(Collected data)
*****

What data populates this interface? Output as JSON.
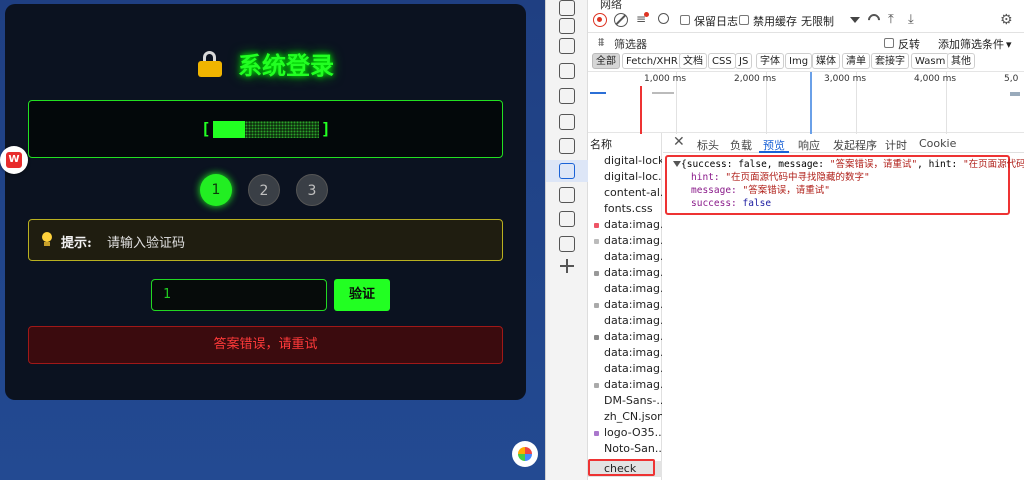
{
  "page": {
    "title": "系统登录",
    "steps": [
      "1",
      "2",
      "3"
    ],
    "hint_label": "提示:",
    "hint_text": "请输入验证码",
    "input_value": "1",
    "verify_label": "验证",
    "error_text": "答案错误，请重试",
    "progress_fraction": 0.3,
    "wps_logo": "W",
    "colors": {
      "accent": "#22ff22",
      "error": "#ff3a3a",
      "hint_border": "#b9b020"
    }
  },
  "devtools": {
    "panel_title": "网络",
    "toolbar": {
      "preserve_log": "保留日志",
      "disable_cache": "禁用缓存",
      "throttle": "无限制"
    },
    "filter_placeholder": "筛选器",
    "invert": "反转",
    "more_filters": "添加筛选条件",
    "type_filters": [
      "全部",
      "Fetch/XHR",
      "文档",
      "CSS",
      "JS",
      "字体",
      "Img",
      "媒体",
      "清单",
      "套接字",
      "Wasm",
      "其他"
    ],
    "timeline_ticks": [
      "1,000 ms",
      "2,000 ms",
      "3,000 ms",
      "4,000 ms",
      "5,0"
    ],
    "name_header": "名称",
    "requests": [
      "digital-lock",
      "digital-loc...",
      "content-al...",
      "fonts.css",
      "data:imag...",
      "data:imag...",
      "data:imag...",
      "data:imag...",
      "data:imag...",
      "data:imag...",
      "data:imag...",
      "data:imag...",
      "data:imag...",
      "data:imag...",
      "data:imag...",
      "DM-Sans-...",
      "zh_CN.json",
      "logo-O35...",
      "Noto-San...",
      "check"
    ],
    "detail_tabs": [
      "标头",
      "负载",
      "预览",
      "响应",
      "发起程序",
      "计时",
      "Cookie"
    ],
    "preview": {
      "summary_prefix": "{success: false, message: ",
      "summary_message": "\"答案错误，请重试\"",
      "summary_mid": ", hint: ",
      "summary_hint": "\"在页面源代码中寻",
      "hint_key": "hint: ",
      "hint_value": "\"在页面源代码中寻找隐藏的数字\"",
      "message_key": "message: ",
      "message_value": "\"答案错误，请重试\"",
      "success_key": "success: ",
      "success_value": "false"
    }
  }
}
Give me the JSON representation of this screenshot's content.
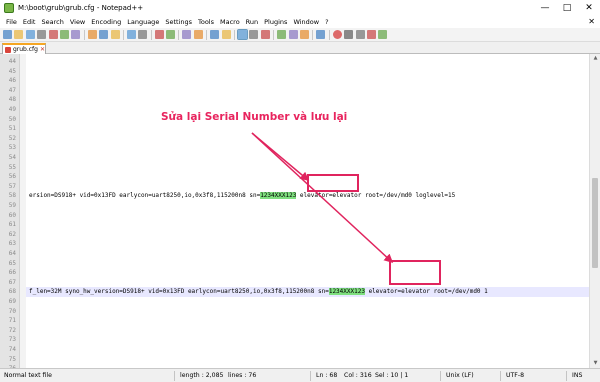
{
  "window": {
    "title": "M:\\boot\\grub\\grub.cfg - Notepad++",
    "min_label": "—",
    "max_label": "□",
    "close_label": "✕"
  },
  "menu": {
    "items": [
      "File",
      "Edit",
      "Search",
      "View",
      "Encoding",
      "Language",
      "Settings",
      "Tools",
      "Macro",
      "Run",
      "Plugins",
      "Window",
      "?"
    ],
    "close_glyph": "✕"
  },
  "toolbar": {
    "icons": [
      "new-file",
      "open-file",
      "save",
      "save-all",
      "close",
      "close-all",
      "print",
      "sep",
      "cut",
      "copy",
      "paste",
      "sep",
      "undo",
      "redo",
      "sep",
      "find",
      "replace",
      "sep",
      "zoom-in",
      "zoom-out",
      "sep",
      "sync-vertical",
      "sync-horizontal",
      "sep",
      "word-wrap",
      "all-chars",
      "indent-guide",
      "sep",
      "doc-map",
      "function-list",
      "folder-workspace",
      "sep",
      "monitor",
      "sep",
      "record-macro",
      "stop-macro",
      "play-macro",
      "run-macro",
      "save-macro"
    ]
  },
  "tab": {
    "label": "grub.cfg",
    "close_glyph": "✕"
  },
  "editor": {
    "lines": [
      {
        "num": "44",
        "text": ""
      },
      {
        "num": "45",
        "text": ""
      },
      {
        "num": "46",
        "text": ""
      },
      {
        "num": "47",
        "text": ""
      },
      {
        "num": "48",
        "text": ""
      },
      {
        "num": "49",
        "text": ""
      },
      {
        "num": "50",
        "text": ""
      },
      {
        "num": "51",
        "text": ""
      },
      {
        "num": "52",
        "text": ""
      },
      {
        "num": "53",
        "text": ""
      },
      {
        "num": "54",
        "text": ""
      },
      {
        "num": "55",
        "text": ""
      },
      {
        "num": "56",
        "text": ""
      },
      {
        "num": "57",
        "text": ""
      },
      {
        "num": "58",
        "text": "ersion=DS918+ vid=0x13FD earlycon=uart8250,io,0x3f8,115200n8 sn=",
        "hl": "1234XXX123",
        "after": " elevator=elevator root=/dev/md0 loglevel=15"
      },
      {
        "num": "59",
        "text": ""
      },
      {
        "num": "60",
        "text": ""
      },
      {
        "num": "61",
        "text": ""
      },
      {
        "num": "62",
        "text": ""
      },
      {
        "num": "63",
        "text": ""
      },
      {
        "num": "64",
        "text": ""
      },
      {
        "num": "65",
        "text": ""
      },
      {
        "num": "66",
        "text": ""
      },
      {
        "num": "67",
        "text": ""
      },
      {
        "num": "68",
        "text": "f_len=32M syno_hw_version=DS918+ vid=0x13FD earlycon=uart8250,io,0x3f8,115200n8 sn=",
        "hl": "1234XXX123",
        "after": " elevator=elevator root=/dev/md0 1",
        "current": true
      },
      {
        "num": "69",
        "text": ""
      },
      {
        "num": "70",
        "text": ""
      },
      {
        "num": "71",
        "text": ""
      },
      {
        "num": "72",
        "text": ""
      },
      {
        "num": "73",
        "text": ""
      },
      {
        "num": "74",
        "text": ""
      },
      {
        "num": "75",
        "text": ""
      },
      {
        "num": "76",
        "text": ""
      }
    ]
  },
  "annotation": {
    "callout_text": "Sửa lại Serial Number và lưu lại",
    "color": "#e0245e"
  },
  "status": {
    "file_type": "Normal text file",
    "length": "length : 2,085",
    "lines": "lines : 76",
    "ln": "Ln : 68",
    "col": "Col : 316",
    "sel": "Sel : 10 | 1",
    "eol": "Unix (LF)",
    "encoding": "UTF-8",
    "mode": "INS"
  },
  "colors": {
    "highlight_green": "#7fe07f",
    "tab_accent": "#f5a623",
    "gutter": "#e4e4e4",
    "current_line": "#e8e8ff"
  }
}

*****

WHAT NEEDS TO BE DONE>
Identify and extract each line of the listing that contains "content".

RESPONSE>
      "content-al...",
Give me the JSON representation of this screenshot's content.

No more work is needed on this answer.